WRITTEN PROBLEM:
Please set out the lines below as a Markdown table with the columns No. and Text, one row per line, skipping any blank lines and leaving out the pictures.

##### PROVIDED DATA #####

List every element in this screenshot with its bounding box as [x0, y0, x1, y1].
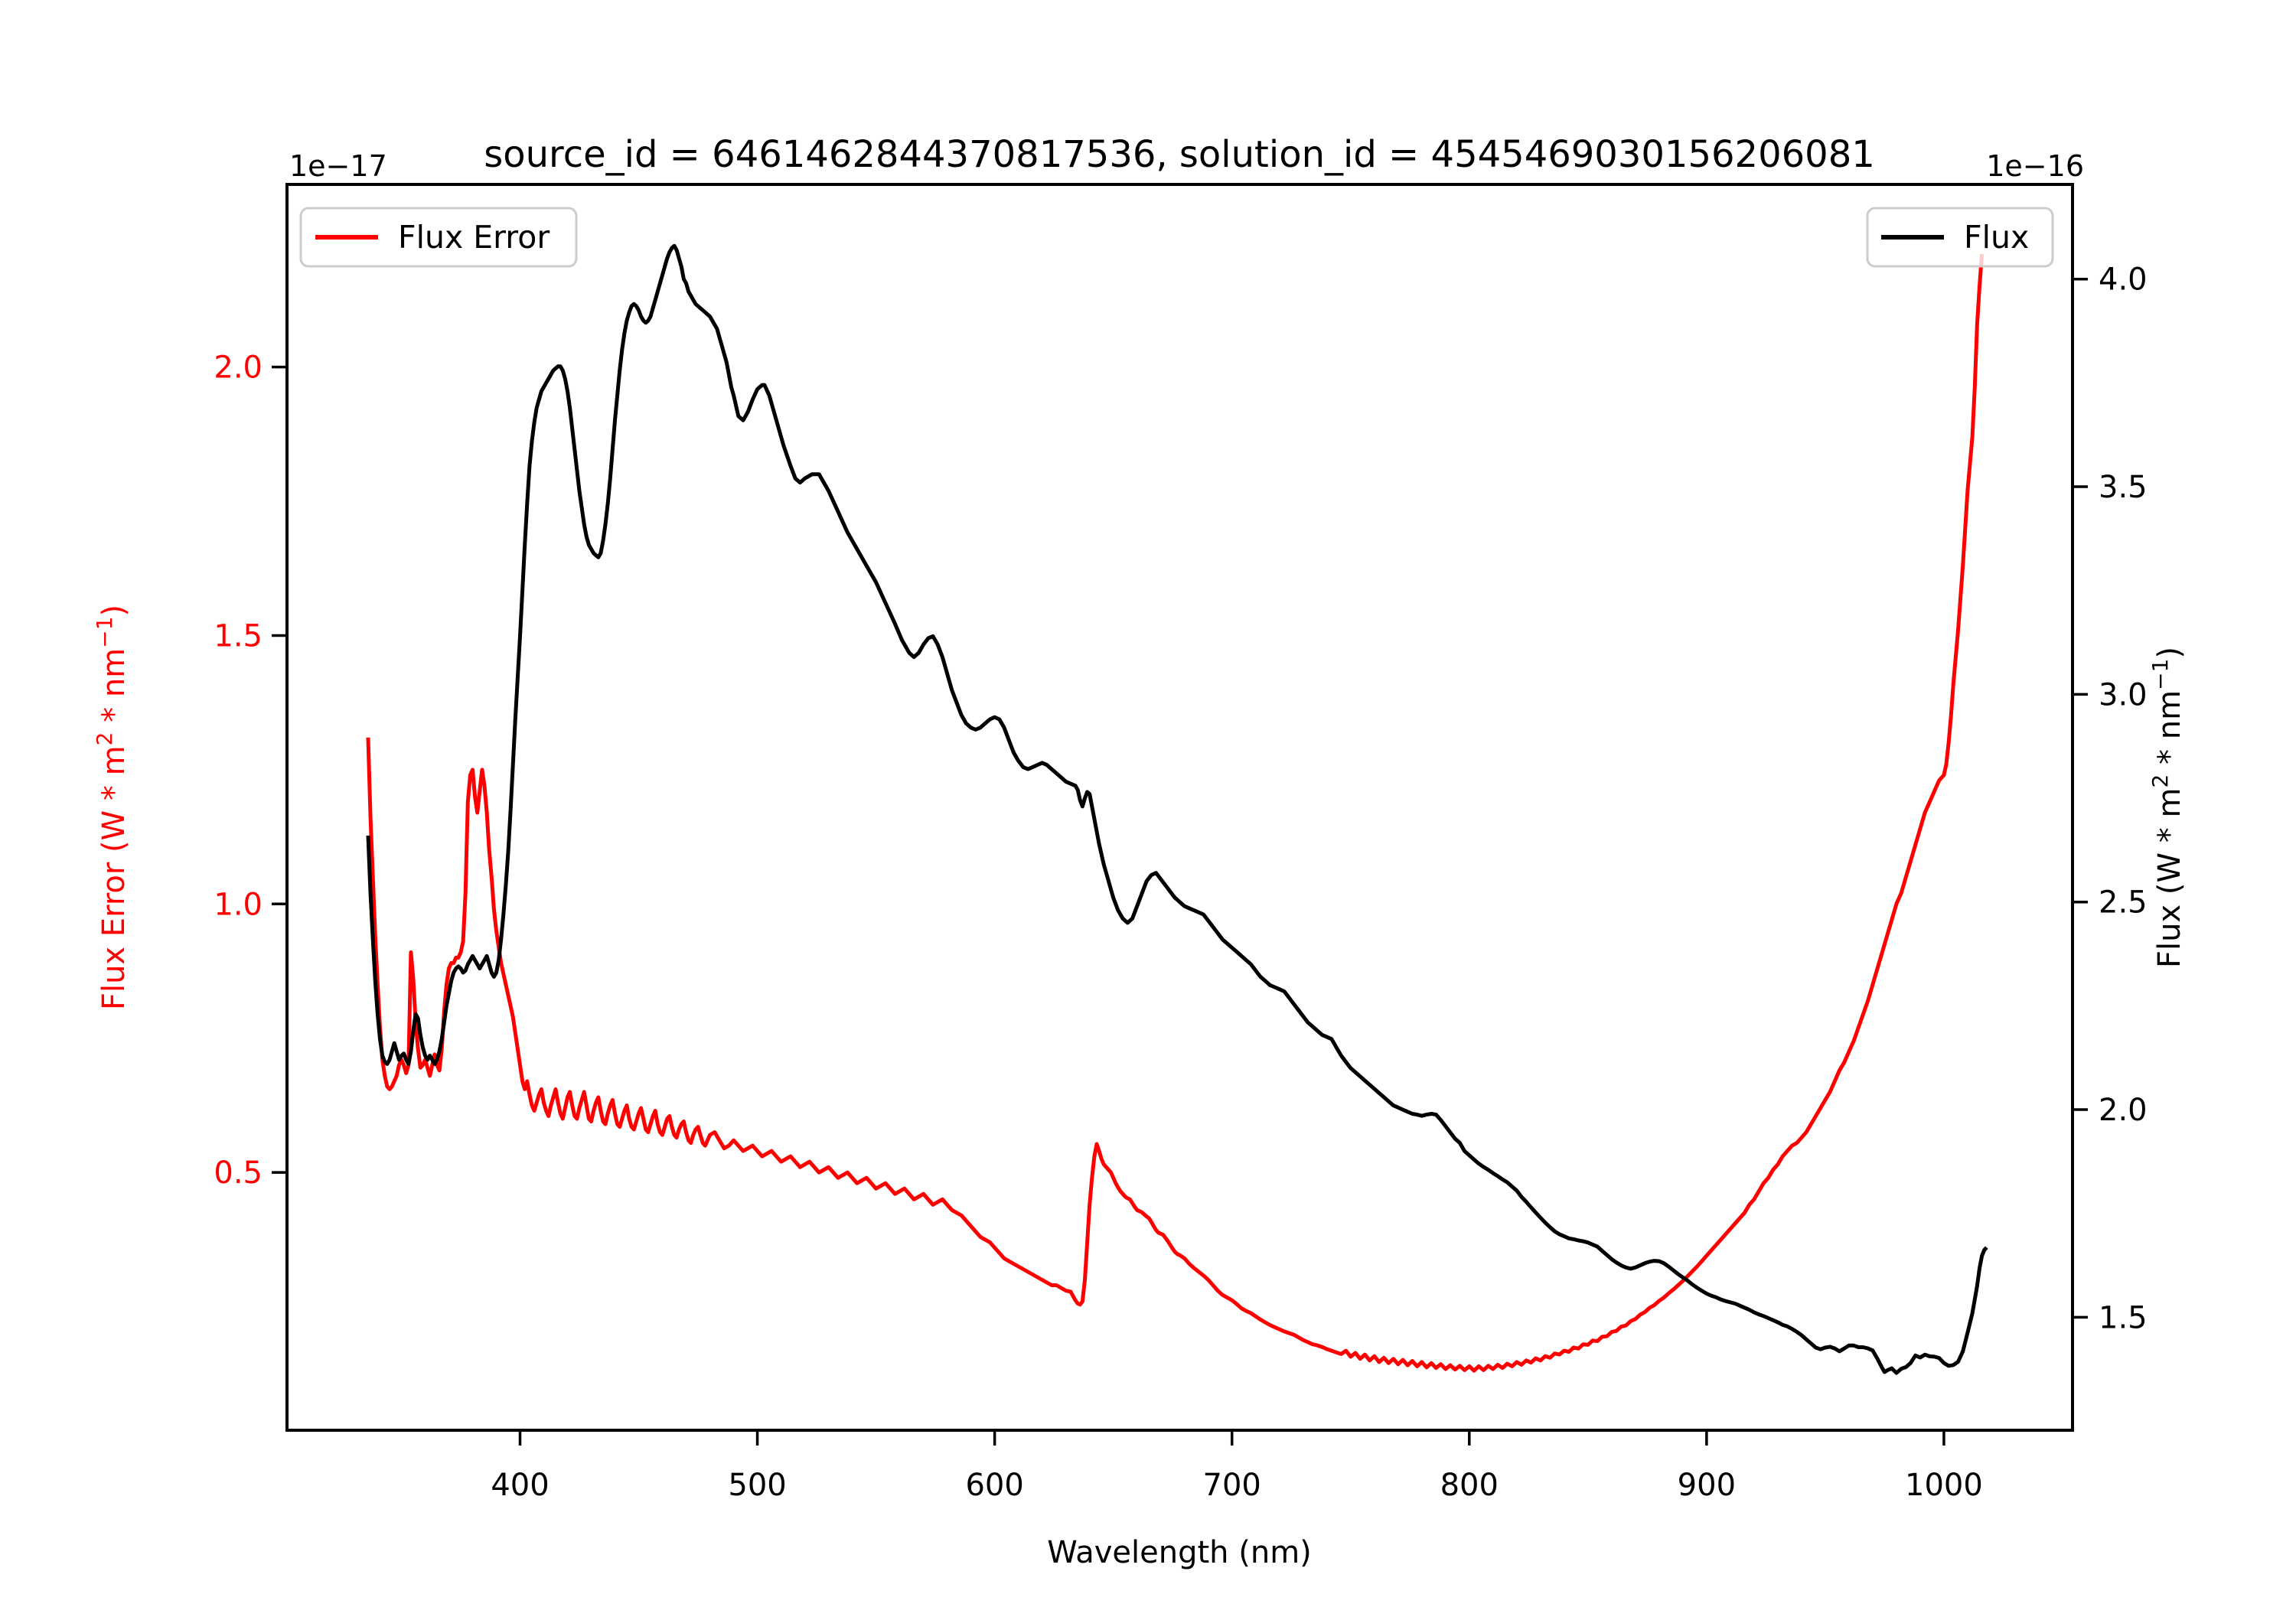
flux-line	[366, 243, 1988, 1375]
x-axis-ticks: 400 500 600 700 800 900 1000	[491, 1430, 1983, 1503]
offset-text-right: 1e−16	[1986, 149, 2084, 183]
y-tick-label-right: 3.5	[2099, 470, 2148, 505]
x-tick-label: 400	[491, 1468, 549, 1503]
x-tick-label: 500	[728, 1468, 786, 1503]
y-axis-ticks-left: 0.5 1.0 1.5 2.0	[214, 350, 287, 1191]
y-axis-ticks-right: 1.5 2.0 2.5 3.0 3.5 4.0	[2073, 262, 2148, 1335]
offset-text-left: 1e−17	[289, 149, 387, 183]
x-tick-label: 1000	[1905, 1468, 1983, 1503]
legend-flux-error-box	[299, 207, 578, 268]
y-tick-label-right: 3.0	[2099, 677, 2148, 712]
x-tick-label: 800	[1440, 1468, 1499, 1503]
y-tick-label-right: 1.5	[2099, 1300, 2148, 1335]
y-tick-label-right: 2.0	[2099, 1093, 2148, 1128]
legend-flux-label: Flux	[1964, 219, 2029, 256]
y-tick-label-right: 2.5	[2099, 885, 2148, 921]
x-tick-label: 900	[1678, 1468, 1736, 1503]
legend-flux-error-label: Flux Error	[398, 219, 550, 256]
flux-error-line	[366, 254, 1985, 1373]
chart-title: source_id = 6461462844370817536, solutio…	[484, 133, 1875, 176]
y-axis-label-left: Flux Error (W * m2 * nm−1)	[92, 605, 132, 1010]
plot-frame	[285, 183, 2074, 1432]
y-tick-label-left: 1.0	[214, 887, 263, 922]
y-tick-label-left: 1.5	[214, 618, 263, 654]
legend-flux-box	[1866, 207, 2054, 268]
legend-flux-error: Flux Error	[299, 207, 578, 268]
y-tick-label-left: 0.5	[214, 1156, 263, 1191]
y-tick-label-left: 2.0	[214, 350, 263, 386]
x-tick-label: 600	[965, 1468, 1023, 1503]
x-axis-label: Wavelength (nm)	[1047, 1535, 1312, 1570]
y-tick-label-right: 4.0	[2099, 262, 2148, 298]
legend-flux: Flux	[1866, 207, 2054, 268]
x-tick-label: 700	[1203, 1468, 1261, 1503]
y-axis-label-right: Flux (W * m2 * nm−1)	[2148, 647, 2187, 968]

#####

TASK RESPONSE:
| No. | Text |
|---|---|
| 1 | List every element in this screenshot with its bounding box as [x0, y0, x1, y1]. |
| 2 | flux-line	[366, 243, 1988, 1375] |
| 3 | x-axis-ticks: 400 500 600 700 800 900 1000	[491, 1430, 1983, 1503] |
| 4 | offset-text-right: 1e−16	[1986, 149, 2084, 183] |
| 5 | y-tick-label-right: 3.5	[2099, 470, 2148, 505] |
| 6 | x-tick-label: 400	[491, 1468, 549, 1503] |
| 7 | x-tick-label: 500	[728, 1468, 786, 1503] |
| 8 | y-axis-ticks-left: 0.5 1.0 1.5 2.0	[214, 350, 287, 1191] |
| 9 | y-axis-ticks-right: 1.5 2.0 2.5 3.0 3.5 4.0	[2073, 262, 2148, 1335] |
| 10 | offset-text-left: 1e−17	[289, 149, 387, 183] |
| 11 | x-tick-label: 1000	[1905, 1468, 1983, 1503] |
| 12 | legend-flux-error-box	[299, 207, 578, 268] |
| 13 | y-tick-label-right: 3.0	[2099, 677, 2148, 712] |
| 14 | x-tick-label: 800	[1440, 1468, 1499, 1503] |
| 15 | y-tick-label-right: 1.5	[2099, 1300, 2148, 1335] |
| 16 | y-tick-label-right: 2.0	[2099, 1093, 2148, 1128] |
| 17 | legend-flux-label: Flux	[1964, 219, 2029, 256] |
| 18 | y-tick-label-right: 2.5	[2099, 885, 2148, 921] |
| 19 | x-tick-label: 900	[1678, 1468, 1736, 1503] |
| 20 | legend-flux-error-label: Flux Error	[398, 219, 550, 256] |
| 21 | flux-error-line	[366, 254, 1985, 1373] |
| 22 | chart-title: source_id = 6461462844370817536, solutio…	[484, 133, 1875, 176] |
| 23 | y-axis-label-left: Flux Error (W * m2 * nm−1)	[92, 605, 132, 1010] |
| 24 | plot-frame	[285, 183, 2074, 1432] |
| 25 | y-tick-label-left: 1.0	[214, 887, 263, 922] |
| 26 | y-tick-label-left: 1.5	[214, 618, 263, 654] |
| 27 | legend-flux-box	[1866, 207, 2054, 268] |
| 28 | legend-flux-error: Flux Error	[299, 207, 578, 268] |
| 29 | y-tick-label-left: 0.5	[214, 1156, 263, 1191] |
| 30 | y-tick-label-left: 2.0	[214, 350, 263, 386] |
| 31 | x-tick-label: 600	[965, 1468, 1023, 1503] |
| 32 | x-axis-label: Wavelength (nm)	[1047, 1535, 1312, 1570] |
| 33 | y-tick-label-right: 4.0	[2099, 262, 2148, 298] |
| 34 | legend-flux: Flux	[1866, 207, 2054, 268] |
| 35 | x-tick-label: 700	[1203, 1468, 1261, 1503] |
| 36 | y-axis-label-right: Flux (W * m2 * nm−1)	[2148, 647, 2187, 968] |